SOURCE RECORDS >>
▼▼▼

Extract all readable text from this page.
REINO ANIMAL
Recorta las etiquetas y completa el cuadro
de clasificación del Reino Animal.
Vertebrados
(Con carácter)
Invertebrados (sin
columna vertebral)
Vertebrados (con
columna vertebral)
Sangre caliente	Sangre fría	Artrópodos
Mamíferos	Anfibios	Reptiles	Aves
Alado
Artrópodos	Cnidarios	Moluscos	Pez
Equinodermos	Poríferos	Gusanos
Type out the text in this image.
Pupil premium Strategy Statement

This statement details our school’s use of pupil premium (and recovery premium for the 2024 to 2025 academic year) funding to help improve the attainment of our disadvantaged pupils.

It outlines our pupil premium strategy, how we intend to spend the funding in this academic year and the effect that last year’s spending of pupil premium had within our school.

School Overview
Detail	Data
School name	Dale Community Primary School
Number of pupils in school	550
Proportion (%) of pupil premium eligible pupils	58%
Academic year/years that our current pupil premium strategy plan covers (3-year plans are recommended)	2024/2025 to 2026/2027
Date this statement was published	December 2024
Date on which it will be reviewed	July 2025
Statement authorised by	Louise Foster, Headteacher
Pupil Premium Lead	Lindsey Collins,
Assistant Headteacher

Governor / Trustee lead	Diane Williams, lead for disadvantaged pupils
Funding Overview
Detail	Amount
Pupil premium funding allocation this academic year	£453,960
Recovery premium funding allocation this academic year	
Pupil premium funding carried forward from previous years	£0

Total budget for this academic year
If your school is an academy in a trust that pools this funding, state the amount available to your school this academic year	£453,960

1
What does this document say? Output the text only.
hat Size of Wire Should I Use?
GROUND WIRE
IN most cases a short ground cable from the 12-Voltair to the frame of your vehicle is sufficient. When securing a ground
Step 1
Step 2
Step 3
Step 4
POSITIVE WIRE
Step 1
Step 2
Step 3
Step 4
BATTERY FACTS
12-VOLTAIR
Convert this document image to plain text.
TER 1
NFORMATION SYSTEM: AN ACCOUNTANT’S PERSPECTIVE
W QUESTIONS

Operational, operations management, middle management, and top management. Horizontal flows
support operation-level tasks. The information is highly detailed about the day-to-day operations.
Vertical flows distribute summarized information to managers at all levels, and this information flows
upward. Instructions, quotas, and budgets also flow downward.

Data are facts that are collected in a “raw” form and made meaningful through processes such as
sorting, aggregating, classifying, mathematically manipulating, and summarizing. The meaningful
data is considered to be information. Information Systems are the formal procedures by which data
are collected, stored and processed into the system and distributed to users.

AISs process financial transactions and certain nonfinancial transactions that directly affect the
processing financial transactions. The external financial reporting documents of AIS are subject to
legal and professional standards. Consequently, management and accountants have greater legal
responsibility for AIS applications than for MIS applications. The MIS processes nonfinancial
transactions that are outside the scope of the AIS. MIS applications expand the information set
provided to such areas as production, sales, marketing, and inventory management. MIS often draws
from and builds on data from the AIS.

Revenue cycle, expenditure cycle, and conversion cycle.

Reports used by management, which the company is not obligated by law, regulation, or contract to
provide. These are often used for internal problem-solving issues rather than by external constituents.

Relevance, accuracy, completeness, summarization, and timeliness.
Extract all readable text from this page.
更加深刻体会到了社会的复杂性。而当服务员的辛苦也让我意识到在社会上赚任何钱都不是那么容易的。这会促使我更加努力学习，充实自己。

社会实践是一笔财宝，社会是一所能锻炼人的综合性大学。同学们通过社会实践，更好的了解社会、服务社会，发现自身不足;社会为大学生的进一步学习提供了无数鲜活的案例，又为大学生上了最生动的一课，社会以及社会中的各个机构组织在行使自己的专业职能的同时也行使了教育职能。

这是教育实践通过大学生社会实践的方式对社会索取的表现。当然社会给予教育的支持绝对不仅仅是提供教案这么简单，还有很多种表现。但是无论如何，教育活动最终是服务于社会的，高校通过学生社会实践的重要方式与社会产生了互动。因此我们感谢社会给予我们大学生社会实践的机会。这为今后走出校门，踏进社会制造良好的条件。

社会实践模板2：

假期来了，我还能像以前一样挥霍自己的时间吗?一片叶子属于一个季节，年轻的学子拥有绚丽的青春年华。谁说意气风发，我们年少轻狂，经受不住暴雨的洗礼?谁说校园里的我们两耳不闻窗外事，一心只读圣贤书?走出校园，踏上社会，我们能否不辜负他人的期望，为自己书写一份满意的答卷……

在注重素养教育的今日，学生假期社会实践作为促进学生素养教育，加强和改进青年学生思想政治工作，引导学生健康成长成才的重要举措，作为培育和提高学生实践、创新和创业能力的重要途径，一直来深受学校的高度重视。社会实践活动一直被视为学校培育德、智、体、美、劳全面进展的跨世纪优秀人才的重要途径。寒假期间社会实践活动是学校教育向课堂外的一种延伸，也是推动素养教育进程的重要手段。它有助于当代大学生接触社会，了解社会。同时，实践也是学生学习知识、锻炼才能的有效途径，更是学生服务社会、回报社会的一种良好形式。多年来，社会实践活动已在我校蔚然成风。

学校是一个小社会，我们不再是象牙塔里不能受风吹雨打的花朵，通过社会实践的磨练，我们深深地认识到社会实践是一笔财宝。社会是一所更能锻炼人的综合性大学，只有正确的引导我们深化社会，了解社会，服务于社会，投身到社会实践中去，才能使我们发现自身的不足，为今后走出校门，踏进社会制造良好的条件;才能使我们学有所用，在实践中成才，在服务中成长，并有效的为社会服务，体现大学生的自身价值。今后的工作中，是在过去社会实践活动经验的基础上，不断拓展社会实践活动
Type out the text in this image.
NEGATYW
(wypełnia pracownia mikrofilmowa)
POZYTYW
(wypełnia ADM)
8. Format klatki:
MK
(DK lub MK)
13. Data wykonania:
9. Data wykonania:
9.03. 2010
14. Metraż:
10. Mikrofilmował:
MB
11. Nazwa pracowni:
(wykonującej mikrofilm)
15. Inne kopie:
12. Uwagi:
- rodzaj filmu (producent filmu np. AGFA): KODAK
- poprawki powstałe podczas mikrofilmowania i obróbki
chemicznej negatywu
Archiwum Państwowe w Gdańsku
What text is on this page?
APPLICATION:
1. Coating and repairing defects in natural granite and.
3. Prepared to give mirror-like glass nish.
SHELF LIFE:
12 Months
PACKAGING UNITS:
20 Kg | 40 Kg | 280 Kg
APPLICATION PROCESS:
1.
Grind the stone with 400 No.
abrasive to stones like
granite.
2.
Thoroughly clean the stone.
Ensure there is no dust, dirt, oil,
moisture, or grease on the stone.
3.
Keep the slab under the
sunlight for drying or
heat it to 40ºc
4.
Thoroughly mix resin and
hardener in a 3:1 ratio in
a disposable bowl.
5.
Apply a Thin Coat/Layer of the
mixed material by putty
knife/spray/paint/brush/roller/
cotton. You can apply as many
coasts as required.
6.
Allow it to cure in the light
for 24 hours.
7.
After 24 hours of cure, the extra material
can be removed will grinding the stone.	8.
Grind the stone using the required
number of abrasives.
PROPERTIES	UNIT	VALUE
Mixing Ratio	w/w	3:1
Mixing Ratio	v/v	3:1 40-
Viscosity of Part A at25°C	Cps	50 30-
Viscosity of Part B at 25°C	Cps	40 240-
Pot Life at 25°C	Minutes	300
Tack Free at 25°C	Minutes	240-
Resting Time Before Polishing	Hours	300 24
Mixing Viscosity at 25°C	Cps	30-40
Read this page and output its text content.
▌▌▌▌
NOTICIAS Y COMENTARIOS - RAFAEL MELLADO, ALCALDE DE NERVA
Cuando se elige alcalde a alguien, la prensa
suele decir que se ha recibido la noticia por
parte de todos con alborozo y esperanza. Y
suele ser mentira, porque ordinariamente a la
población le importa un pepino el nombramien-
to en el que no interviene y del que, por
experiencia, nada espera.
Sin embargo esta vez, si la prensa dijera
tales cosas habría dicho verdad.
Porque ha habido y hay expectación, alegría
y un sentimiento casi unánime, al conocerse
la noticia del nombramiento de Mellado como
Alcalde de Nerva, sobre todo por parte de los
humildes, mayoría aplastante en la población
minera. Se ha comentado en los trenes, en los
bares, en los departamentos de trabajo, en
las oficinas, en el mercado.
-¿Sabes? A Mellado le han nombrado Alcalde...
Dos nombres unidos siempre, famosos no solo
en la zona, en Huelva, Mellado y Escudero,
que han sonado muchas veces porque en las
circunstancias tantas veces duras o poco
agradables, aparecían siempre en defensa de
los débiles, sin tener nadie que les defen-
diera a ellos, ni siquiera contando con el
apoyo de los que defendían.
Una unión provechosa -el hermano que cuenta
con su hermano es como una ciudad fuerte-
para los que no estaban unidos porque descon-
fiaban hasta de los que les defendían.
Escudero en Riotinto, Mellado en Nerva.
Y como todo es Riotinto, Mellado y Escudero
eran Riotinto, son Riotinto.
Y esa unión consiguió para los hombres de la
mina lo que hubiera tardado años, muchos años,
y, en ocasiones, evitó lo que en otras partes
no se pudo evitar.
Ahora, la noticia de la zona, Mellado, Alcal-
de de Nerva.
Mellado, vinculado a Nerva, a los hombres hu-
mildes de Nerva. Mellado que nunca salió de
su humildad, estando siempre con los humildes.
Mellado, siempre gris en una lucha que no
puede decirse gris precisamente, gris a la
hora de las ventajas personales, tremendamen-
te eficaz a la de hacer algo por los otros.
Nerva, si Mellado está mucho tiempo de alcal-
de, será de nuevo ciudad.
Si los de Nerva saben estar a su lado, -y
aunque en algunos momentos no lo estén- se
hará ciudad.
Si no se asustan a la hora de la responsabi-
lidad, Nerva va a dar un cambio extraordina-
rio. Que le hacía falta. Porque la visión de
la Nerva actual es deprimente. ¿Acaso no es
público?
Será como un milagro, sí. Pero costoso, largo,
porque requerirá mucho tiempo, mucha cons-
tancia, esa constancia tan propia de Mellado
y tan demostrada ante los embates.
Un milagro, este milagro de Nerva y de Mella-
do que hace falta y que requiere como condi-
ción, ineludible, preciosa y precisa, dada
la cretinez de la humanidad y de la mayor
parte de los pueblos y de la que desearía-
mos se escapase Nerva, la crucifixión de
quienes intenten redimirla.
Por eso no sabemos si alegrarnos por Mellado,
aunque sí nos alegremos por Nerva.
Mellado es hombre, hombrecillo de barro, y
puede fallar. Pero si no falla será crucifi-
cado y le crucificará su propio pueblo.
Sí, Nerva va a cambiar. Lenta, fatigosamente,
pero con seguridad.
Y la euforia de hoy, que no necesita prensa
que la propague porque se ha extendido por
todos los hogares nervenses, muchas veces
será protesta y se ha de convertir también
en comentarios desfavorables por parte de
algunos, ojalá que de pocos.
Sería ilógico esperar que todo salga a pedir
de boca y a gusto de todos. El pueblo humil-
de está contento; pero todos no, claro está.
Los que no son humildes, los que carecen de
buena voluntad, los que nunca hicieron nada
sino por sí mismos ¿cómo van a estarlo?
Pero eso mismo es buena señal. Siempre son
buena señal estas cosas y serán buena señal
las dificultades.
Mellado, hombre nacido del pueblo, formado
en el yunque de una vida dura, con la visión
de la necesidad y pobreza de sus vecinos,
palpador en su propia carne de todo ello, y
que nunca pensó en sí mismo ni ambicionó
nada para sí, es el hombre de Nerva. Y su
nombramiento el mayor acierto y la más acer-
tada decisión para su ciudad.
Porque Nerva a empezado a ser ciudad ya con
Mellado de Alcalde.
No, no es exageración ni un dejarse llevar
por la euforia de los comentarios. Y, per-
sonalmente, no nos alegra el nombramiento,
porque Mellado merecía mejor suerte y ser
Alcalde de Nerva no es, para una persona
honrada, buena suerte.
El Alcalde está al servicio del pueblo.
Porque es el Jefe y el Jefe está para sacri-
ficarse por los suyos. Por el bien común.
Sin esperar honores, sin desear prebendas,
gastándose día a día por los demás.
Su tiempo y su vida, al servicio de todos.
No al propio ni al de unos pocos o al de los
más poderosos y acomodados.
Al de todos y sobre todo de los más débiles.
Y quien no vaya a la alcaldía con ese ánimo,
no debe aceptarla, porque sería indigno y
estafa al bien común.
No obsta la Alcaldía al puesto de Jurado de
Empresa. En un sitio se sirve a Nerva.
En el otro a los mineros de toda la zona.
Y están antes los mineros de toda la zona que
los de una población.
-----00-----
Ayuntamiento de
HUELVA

▲▲▲

DIRECTIVE >>
Check each line of the records above for the string "than", and report every line that has it.

THE COMPLETED TASK >>
responsibility for AIS applications than for MIS applications. The MIS processes nonfinancial
provide. These are often used for internal problem-solving issues rather than by external constituents.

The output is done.